Overall meta-analysis

Overall sex differences in spatial navigation

A null model where the test of significance for the intercept is examined (Raudenbush & Bryk, 2002) provided data on the overall magnitude of sex differences in spatial navigation based on the current sample of studies. This analysis produced a mean estimated d of 0.341 (95% confidence interval (CI) [0.302, 0.380]), indicating that males significantly outperformed females on spatial navigation tasks, z = 17.05, p < .001. Having considered this initial finding, it is important to remember that when authors reported sex differences as nonsignificant but provided no information for effect size coding, we entered an effect size of zero for these studies. Of course, we contacted authors to obtain clarifications but were still left with 62 cases where the effect size was coded as zero because of the lack of additional data. Accordingly, the estimate presented above might underestimate the actual magnitude of sex differences in spatial navigation. With this in mind, we removed these 62 effect sizes and conducted a second overall analysis. In this analysis, we found a mean estimated d of 0.381 (95% CI [0.340, 0.423]). Therefore, it might be more appropriate to state that the true estimate of sex difference in spatial navigation is found within a range from 0.341 to 0.381. In any case, the remainder of the analyses preserved all 694 effect sizes in an attempt to provide a report on the complete data set. Regardless of which sample is used, however, results also showed that the overall effect was heterogeneous, Q(693) = 1,473.11, p < .001, I2 = 50.4% (for the complete data set). This fact suggests that the overall estimate of effect size is not representative of the sample of effect sizes. Accordingly, the examination of potential moderators was undertaken to attempt to account for this variability.

##########

**Tasks to carry out**
a – Answer these questions from the spatial navigation text, one line each:
(i) What mean estimated d did the first overall analysis produce?
(ii) How many effect sizes were removed before the second overall analysis?
(iii) What I2 value is reported for the complete data set?
b – Using the spatial navigation text, explain in one to three sentences why a second overall analysis was carried out.
Answer using only the spatial navigation text.

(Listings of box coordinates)
##########

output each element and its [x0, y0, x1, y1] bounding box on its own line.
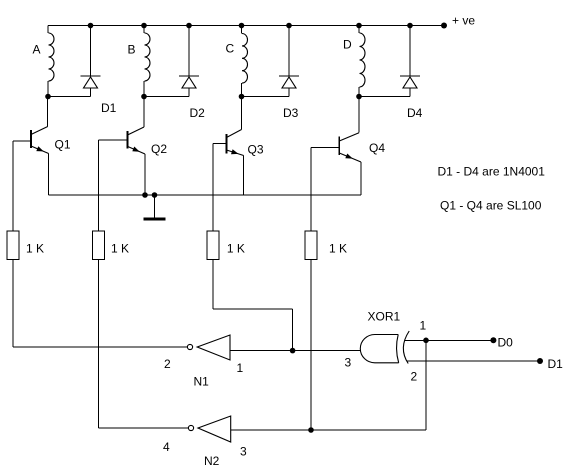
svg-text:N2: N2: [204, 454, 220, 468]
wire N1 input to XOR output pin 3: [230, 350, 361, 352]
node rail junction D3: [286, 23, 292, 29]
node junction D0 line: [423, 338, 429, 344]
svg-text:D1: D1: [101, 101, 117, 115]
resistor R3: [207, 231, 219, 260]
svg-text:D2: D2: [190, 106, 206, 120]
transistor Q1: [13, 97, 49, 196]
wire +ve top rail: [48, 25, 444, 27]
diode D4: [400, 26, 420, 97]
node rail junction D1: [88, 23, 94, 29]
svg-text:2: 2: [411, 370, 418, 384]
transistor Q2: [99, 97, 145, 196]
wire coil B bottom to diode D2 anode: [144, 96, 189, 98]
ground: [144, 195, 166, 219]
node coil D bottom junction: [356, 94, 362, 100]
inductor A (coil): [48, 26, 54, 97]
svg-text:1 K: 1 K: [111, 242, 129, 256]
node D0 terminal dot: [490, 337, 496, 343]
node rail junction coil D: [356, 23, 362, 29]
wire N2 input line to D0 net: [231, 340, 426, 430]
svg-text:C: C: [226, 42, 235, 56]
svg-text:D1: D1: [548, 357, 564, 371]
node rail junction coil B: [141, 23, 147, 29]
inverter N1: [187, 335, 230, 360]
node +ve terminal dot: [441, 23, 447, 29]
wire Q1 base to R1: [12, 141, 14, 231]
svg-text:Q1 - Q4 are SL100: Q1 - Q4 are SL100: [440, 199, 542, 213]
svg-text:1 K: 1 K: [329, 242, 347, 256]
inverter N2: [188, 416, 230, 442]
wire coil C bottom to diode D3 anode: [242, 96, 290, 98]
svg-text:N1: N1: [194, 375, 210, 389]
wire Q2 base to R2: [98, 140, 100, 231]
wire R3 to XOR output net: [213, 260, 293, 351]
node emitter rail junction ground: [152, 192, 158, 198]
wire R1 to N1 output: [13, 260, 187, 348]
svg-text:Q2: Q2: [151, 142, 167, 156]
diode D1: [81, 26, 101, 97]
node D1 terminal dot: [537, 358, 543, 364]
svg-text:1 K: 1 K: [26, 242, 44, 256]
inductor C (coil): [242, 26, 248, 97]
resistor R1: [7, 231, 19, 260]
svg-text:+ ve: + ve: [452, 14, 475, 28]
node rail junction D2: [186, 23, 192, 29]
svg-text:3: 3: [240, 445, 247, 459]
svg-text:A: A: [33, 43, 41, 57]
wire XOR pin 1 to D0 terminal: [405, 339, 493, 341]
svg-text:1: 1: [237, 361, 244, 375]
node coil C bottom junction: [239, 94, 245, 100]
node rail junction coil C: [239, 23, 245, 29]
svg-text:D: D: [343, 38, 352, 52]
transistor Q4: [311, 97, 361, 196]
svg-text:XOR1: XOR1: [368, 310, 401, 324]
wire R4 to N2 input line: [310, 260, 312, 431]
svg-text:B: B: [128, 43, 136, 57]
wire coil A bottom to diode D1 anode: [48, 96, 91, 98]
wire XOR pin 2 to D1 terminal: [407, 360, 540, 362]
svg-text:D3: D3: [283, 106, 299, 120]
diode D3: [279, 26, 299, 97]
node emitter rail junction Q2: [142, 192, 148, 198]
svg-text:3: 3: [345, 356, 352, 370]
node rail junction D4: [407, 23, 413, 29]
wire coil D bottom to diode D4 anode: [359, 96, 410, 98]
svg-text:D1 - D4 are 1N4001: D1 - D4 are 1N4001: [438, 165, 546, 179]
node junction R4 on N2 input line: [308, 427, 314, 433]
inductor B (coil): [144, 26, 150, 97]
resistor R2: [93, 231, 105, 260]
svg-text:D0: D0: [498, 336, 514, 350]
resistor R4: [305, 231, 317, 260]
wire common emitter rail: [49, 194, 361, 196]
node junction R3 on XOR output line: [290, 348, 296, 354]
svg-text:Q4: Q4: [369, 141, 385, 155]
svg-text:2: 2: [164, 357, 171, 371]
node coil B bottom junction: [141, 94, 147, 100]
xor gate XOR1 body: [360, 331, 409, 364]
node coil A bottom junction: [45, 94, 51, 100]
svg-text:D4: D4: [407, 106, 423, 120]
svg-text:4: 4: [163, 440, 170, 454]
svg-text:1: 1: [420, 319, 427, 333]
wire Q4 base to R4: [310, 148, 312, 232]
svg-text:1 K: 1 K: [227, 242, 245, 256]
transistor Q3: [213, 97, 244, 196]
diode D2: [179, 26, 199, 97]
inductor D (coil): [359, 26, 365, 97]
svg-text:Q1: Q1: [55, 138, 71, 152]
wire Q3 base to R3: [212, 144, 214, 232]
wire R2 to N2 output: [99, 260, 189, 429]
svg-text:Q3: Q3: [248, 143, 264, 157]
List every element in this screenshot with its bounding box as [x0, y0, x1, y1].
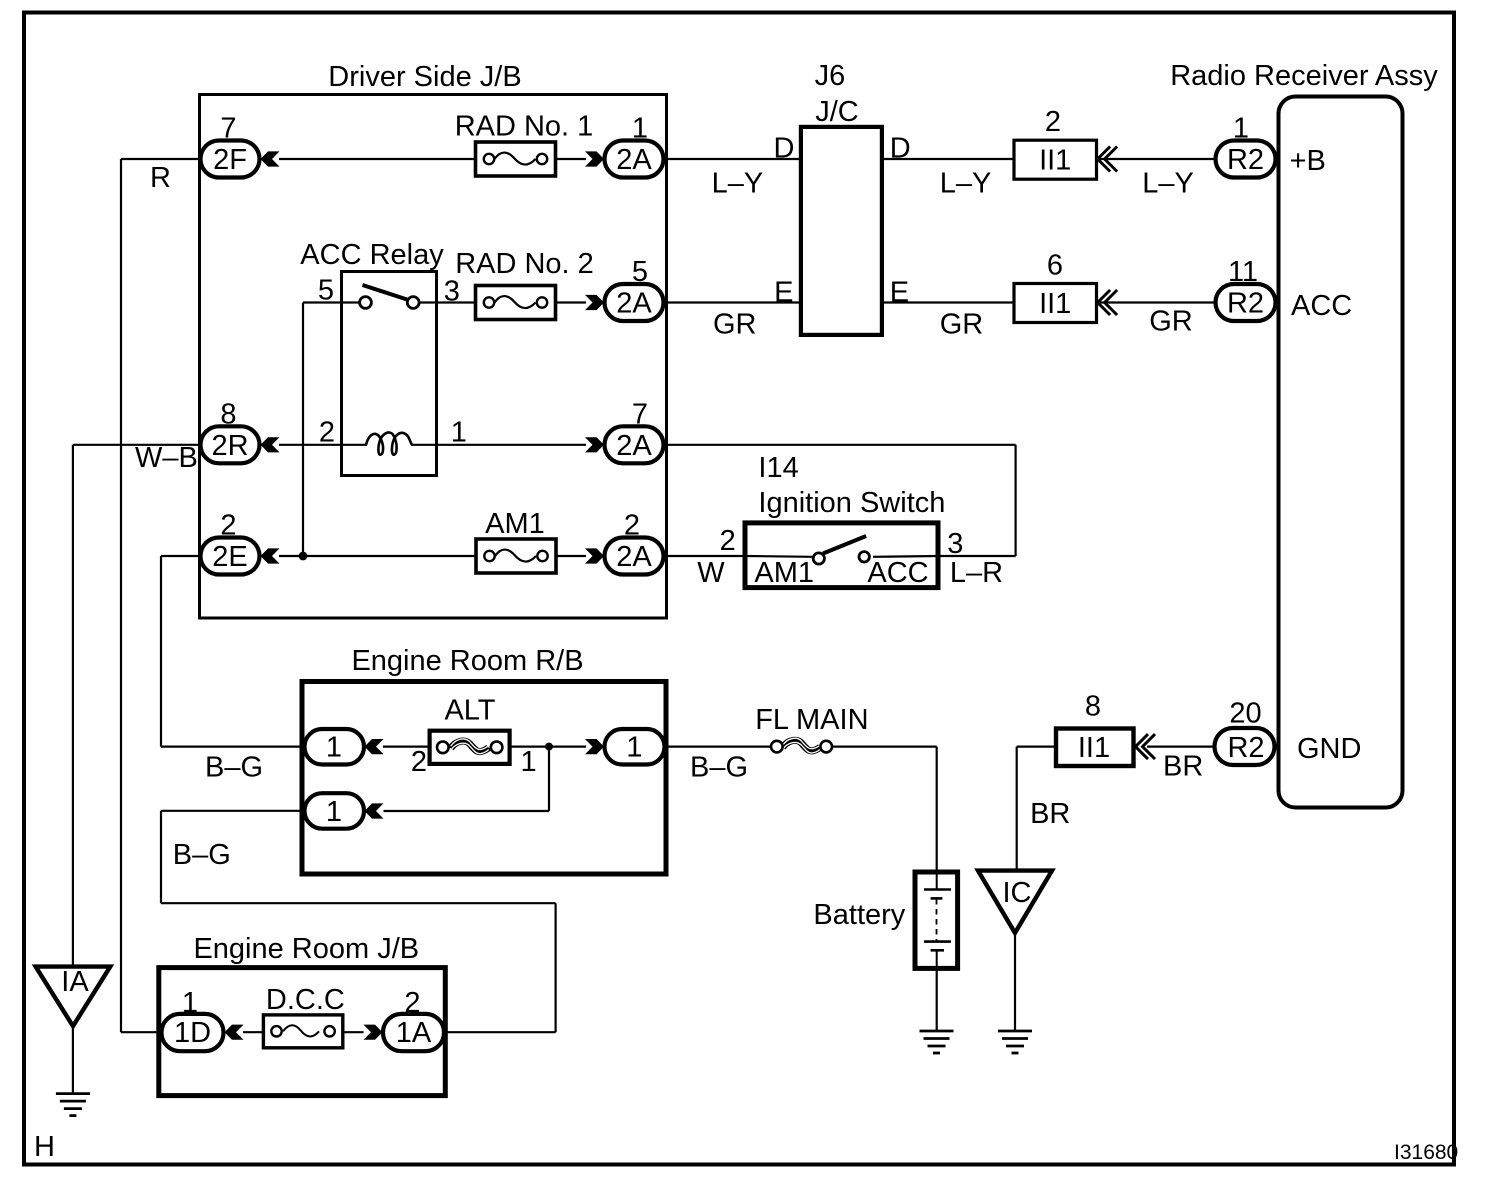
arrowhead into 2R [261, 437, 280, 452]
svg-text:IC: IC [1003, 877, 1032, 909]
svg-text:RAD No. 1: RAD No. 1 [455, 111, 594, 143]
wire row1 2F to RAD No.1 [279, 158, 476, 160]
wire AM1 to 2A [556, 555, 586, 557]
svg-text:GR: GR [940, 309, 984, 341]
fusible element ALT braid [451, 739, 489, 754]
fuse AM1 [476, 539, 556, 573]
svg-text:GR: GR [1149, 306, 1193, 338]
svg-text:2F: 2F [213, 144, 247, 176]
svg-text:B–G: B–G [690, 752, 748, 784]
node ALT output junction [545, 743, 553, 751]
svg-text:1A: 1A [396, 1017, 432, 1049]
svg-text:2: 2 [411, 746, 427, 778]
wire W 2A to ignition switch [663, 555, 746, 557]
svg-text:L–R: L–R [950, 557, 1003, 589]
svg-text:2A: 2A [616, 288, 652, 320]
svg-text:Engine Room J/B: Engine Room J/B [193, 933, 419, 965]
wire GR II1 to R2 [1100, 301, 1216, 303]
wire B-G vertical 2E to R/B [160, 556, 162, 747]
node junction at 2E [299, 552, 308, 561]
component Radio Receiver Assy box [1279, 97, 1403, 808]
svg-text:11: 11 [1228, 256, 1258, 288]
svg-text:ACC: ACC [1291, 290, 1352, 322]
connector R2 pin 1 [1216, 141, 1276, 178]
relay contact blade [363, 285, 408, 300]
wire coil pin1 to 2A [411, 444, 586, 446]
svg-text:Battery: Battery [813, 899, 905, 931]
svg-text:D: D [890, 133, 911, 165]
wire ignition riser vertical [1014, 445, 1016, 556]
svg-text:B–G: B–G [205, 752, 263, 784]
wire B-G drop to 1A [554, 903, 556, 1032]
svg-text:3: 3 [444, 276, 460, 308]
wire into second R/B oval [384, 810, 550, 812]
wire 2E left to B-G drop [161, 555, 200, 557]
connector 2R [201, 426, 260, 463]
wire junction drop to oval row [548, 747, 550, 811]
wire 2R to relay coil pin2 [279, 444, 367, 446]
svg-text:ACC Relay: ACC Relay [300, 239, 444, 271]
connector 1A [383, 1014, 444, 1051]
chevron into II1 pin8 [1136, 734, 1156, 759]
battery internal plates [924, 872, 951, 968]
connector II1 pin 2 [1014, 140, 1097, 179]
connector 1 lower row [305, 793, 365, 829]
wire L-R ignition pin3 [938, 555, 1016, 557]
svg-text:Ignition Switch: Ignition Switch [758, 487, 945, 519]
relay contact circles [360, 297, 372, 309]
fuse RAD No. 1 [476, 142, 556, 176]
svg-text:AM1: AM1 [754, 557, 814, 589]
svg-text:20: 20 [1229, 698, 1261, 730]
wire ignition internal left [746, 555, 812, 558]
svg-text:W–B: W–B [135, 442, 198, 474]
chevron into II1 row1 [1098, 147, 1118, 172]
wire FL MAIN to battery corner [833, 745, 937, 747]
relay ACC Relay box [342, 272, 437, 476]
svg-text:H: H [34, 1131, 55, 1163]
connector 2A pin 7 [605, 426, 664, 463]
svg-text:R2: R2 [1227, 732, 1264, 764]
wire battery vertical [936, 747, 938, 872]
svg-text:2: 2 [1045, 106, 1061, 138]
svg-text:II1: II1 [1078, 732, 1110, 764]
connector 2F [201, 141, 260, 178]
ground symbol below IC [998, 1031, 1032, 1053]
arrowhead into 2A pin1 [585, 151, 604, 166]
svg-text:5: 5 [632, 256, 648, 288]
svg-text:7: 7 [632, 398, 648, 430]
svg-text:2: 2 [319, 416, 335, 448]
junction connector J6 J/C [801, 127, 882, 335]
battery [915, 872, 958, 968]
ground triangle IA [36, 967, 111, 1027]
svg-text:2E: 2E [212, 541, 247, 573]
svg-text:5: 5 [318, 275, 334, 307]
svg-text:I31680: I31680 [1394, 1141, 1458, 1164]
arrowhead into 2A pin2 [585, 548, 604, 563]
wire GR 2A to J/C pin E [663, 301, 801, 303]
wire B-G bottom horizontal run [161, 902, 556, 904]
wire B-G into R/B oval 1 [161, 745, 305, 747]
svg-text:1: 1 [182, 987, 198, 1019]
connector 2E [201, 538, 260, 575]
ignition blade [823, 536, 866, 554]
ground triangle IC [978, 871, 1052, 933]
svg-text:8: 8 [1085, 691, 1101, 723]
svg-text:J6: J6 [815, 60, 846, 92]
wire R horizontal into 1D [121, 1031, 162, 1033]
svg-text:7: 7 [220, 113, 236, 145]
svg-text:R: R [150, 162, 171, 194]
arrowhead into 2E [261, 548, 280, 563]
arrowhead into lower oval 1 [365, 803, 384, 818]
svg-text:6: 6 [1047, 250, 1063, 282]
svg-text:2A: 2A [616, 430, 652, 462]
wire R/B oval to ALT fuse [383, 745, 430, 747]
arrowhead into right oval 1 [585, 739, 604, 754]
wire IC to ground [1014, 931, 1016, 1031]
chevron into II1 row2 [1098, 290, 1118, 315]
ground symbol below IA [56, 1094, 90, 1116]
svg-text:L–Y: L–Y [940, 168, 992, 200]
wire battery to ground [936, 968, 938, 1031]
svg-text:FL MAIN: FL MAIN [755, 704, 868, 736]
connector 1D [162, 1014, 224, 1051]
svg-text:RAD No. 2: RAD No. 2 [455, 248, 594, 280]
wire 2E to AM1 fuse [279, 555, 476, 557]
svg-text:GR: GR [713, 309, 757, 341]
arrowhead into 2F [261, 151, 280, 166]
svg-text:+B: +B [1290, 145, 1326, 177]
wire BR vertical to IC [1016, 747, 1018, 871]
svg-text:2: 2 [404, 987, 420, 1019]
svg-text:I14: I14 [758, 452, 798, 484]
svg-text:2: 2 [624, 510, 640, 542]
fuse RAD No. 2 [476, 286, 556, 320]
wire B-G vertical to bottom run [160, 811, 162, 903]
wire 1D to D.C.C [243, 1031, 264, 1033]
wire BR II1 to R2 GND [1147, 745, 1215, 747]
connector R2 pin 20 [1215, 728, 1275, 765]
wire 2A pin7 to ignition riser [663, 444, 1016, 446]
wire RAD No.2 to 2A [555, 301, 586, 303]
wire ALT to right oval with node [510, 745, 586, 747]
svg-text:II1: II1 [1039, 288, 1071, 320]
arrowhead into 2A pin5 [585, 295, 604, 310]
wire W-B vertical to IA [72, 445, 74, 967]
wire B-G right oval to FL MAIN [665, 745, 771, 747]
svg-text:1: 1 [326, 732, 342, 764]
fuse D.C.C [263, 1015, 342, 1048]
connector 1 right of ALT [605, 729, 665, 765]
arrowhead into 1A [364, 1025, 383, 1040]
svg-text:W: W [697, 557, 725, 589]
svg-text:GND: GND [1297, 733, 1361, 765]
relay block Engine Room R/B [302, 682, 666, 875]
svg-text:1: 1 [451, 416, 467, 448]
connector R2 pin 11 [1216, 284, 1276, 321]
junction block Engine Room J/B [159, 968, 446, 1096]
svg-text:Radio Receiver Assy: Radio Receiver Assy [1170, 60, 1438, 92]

##########

**Solutions**
a –
(i) 0.341
(ii) 62
(iii) 50.4%

b – When authors reported a nonsignificant sex difference without enough information to code an effect size, an effect size of zero was entered, which left 62 such cases. Because this could make the first estimate underestimate the true size of the sex difference, those 62 effect sizes were removed and the analysis was run again.